Task to complete: The exercise asks you to copy every line below in which "Singleplayer" appears.

Stored data

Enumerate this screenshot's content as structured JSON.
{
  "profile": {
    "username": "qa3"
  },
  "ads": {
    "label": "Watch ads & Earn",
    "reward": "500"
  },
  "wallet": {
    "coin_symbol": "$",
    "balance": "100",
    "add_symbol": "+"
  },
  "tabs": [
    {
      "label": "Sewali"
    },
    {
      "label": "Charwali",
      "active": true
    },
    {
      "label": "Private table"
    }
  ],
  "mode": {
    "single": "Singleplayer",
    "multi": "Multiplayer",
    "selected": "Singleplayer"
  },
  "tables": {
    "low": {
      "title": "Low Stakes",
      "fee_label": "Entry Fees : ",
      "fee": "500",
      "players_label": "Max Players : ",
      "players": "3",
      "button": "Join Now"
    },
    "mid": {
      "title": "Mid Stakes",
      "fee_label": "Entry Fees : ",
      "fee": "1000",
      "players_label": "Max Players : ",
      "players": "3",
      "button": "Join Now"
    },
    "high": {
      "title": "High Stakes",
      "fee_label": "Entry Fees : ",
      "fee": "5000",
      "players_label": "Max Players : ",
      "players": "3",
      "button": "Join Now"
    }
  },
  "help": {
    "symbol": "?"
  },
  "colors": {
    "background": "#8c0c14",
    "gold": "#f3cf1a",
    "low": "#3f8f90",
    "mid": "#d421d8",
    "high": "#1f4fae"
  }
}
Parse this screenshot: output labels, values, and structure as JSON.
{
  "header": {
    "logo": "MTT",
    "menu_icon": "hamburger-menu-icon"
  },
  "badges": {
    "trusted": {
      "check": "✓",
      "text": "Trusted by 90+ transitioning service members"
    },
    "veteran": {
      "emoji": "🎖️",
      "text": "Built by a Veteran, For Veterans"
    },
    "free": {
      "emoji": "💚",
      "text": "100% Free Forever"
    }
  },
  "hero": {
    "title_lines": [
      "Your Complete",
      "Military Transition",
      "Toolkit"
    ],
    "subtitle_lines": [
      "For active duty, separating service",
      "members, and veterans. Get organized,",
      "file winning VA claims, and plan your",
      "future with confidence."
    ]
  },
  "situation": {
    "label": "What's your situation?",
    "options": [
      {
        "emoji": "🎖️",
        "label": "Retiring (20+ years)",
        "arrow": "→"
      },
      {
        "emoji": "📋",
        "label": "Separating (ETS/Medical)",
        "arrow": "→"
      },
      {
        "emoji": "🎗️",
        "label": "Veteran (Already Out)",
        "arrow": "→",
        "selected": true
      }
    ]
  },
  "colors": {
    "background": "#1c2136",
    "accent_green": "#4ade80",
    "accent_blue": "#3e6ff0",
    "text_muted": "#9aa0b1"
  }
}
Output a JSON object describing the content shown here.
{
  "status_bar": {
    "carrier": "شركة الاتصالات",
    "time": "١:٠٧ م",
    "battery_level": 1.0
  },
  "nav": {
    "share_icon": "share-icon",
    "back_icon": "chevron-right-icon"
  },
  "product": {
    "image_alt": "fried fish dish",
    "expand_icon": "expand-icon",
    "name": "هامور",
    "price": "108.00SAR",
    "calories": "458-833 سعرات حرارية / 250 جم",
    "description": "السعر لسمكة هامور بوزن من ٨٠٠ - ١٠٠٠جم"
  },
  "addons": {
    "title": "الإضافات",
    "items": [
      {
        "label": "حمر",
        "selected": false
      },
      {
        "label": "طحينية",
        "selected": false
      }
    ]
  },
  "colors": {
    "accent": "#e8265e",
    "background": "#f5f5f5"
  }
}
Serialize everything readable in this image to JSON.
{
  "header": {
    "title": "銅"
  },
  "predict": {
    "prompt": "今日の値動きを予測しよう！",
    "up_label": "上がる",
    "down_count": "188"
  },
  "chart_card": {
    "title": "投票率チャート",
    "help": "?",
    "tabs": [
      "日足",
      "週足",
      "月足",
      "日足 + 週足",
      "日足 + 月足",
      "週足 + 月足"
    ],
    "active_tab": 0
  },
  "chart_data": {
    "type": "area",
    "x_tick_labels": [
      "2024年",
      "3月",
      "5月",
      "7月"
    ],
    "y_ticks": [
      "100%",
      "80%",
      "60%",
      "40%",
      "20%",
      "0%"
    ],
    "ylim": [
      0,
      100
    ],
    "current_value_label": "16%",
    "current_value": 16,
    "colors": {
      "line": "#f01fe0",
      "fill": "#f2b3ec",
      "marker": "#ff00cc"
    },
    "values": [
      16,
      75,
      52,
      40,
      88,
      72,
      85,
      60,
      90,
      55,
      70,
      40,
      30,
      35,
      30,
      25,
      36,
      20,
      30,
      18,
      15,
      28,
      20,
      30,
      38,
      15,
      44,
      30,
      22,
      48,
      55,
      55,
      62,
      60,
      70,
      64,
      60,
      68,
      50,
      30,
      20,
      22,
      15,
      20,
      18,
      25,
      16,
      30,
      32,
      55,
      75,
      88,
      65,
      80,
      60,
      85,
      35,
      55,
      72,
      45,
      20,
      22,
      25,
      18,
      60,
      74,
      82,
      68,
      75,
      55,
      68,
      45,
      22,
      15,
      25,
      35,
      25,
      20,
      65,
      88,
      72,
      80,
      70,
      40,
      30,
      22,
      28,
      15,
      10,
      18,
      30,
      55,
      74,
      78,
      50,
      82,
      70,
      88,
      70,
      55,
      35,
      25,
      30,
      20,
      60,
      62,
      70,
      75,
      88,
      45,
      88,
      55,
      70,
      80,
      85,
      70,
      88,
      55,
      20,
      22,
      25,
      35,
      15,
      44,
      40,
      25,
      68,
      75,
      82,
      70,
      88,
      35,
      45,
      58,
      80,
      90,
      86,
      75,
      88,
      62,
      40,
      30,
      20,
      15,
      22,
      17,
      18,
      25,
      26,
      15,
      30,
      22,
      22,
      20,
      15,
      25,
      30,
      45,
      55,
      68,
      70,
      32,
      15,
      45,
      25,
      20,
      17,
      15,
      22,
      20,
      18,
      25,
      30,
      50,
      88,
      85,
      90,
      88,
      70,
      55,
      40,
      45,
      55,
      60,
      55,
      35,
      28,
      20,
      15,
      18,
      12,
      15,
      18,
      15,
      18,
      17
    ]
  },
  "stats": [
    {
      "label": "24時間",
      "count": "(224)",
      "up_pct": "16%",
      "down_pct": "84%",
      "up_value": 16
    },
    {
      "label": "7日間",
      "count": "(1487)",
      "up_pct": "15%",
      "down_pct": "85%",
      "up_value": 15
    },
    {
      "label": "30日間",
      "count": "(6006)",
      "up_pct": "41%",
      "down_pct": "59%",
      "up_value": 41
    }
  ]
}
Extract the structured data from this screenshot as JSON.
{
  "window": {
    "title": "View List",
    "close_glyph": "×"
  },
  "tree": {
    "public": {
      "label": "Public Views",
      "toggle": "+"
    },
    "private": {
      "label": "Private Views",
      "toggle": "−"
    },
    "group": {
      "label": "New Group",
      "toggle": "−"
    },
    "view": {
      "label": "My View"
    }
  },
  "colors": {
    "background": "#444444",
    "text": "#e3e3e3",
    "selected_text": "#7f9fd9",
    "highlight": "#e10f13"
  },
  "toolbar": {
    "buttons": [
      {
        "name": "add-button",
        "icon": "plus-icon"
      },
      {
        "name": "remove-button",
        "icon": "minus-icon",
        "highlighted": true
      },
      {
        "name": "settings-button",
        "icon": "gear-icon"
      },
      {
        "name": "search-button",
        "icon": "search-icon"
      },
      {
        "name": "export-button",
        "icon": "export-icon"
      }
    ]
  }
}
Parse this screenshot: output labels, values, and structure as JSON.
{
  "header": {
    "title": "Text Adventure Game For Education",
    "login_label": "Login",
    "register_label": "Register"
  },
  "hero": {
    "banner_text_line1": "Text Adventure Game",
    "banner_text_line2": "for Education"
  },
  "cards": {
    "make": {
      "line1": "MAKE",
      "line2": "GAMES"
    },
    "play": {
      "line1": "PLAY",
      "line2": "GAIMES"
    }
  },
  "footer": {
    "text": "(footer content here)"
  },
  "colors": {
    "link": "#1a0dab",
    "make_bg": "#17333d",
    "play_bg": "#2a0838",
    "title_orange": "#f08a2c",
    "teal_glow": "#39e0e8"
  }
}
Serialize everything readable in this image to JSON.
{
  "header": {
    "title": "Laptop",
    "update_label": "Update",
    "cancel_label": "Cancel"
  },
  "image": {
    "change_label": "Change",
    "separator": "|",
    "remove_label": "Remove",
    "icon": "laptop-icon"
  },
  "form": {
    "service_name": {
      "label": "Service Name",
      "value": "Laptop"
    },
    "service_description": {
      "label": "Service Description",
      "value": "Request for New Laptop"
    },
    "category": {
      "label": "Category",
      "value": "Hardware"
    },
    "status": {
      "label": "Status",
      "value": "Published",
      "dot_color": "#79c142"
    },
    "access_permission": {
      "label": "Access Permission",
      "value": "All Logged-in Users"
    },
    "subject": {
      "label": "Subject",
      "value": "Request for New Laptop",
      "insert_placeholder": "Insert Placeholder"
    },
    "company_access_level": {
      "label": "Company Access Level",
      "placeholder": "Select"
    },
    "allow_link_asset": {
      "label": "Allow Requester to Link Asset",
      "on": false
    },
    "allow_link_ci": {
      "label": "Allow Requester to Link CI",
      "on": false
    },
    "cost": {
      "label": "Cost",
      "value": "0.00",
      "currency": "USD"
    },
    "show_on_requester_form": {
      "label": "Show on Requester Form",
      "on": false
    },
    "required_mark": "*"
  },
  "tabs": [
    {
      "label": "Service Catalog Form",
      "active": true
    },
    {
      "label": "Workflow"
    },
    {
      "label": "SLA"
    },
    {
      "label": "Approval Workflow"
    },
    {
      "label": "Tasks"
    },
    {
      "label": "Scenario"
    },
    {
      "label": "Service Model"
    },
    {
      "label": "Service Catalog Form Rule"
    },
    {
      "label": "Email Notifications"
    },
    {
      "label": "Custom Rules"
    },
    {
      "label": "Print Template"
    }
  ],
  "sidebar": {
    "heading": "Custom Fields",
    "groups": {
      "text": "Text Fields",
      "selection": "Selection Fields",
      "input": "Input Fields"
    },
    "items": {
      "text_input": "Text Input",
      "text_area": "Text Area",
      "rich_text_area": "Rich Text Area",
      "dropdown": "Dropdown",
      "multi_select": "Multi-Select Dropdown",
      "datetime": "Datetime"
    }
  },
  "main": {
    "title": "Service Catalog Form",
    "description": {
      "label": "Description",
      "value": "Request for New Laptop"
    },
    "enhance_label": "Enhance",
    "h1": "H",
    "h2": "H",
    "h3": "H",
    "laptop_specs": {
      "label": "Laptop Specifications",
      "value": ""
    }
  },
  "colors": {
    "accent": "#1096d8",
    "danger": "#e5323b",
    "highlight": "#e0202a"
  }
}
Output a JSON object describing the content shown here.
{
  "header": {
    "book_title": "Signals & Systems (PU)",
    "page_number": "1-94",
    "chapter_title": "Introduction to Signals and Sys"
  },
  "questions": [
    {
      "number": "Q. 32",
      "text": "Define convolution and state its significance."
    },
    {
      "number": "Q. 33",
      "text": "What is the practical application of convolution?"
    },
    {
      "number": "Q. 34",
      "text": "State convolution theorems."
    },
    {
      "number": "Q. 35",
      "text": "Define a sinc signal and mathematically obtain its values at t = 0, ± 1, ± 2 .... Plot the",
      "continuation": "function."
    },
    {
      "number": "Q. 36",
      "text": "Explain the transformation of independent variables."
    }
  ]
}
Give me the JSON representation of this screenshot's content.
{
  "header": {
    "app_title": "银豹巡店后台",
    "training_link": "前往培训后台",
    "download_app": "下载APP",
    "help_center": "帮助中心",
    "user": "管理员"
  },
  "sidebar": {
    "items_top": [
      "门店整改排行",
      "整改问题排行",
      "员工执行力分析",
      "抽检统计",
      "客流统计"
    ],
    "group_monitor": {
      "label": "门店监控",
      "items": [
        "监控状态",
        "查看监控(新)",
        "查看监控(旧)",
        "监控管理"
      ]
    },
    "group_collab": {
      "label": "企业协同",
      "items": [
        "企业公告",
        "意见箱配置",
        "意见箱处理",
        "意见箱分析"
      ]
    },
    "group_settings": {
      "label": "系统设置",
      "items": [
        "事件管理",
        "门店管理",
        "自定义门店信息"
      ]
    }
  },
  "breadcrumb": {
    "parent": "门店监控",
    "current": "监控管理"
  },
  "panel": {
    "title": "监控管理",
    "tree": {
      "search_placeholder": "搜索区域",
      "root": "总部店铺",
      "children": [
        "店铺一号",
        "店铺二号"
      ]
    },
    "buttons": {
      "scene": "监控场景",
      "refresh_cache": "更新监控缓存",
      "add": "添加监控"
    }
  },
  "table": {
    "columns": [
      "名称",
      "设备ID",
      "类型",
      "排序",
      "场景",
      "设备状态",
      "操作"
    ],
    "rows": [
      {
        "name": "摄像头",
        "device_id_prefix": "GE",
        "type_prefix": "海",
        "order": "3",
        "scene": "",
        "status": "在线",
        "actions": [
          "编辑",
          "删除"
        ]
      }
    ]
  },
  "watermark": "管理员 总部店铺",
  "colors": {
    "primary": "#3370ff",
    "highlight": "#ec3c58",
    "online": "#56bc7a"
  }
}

Exercise output:
    "single": "Singleplayer",
    "selected": "Singleplayer"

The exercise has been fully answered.